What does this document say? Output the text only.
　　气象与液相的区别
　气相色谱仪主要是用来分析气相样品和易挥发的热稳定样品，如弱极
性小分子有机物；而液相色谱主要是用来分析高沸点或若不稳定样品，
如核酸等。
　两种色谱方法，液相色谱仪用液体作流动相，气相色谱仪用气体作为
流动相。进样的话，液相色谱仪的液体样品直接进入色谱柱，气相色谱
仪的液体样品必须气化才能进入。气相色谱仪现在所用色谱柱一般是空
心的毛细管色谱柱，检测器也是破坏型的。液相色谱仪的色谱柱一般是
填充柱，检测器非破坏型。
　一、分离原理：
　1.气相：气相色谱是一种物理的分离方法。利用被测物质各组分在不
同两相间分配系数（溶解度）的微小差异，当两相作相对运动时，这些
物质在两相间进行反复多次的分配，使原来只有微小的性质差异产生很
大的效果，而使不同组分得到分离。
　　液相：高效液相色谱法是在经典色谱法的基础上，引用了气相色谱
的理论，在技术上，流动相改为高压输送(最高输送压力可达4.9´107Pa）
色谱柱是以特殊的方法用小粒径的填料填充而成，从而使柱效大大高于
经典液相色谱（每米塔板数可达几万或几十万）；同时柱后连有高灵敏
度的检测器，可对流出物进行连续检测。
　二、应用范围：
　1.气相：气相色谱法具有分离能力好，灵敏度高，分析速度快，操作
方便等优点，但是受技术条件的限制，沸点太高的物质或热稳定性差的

======

__Prompt__. Would you reproduce all the entries exactly?

__Solution to the exercise__.
What does this document say? Output the text only.
　　气象与液相的区别
　气相色谱仪主要是用来分析气相样品和易挥发的热稳定样品，如弱极
性小分子有机物；而液相色谱主要是用来分析高沸点或若不稳定样品，
如核酸等。
　两种色谱方法，液相色谱仪用液体作流动相，气相色谱仪用气体作为
流动相。进样的话，液相色谱仪的液体样品直接进入色谱柱，气相色谱
仪的液体样品必须气化才能进入。气相色谱仪现在所用色谱柱一般是空
心的毛细管色谱柱，检测器也是破坏型的。液相色谱仪的色谱柱一般是
填充柱，检测器非破坏型。
　一、分离原理：
　1.气相：气相色谱是一种物理的分离方法。利用被测物质各组分在不
同两相间分配系数（溶解度）的微小差异，当两相作相对运动时，这些
物质在两相间进行反复多次的分配，使原来只有微小的性质差异产生很
大的效果，而使不同组分得到分离。
　　液相：高效液相色谱法是在经典色谱法的基础上，引用了气相色谱
的理论，在技术上，流动相改为高压输送(最高输送压力可达4.9´107Pa）
色谱柱是以特殊的方法用小粒径的填料填充而成，从而使柱效大大高于
经典液相色谱（每米塔板数可达几万或几十万）；同时柱后连有高灵敏
度的检测器，可对流出物进行连续检测。
　二、应用范围：
　1.气相：气相色谱法具有分离能力好，灵敏度高，分析速度快，操作
方便等优点，但是受技术条件的限制，沸点太高的物质或热稳定性差的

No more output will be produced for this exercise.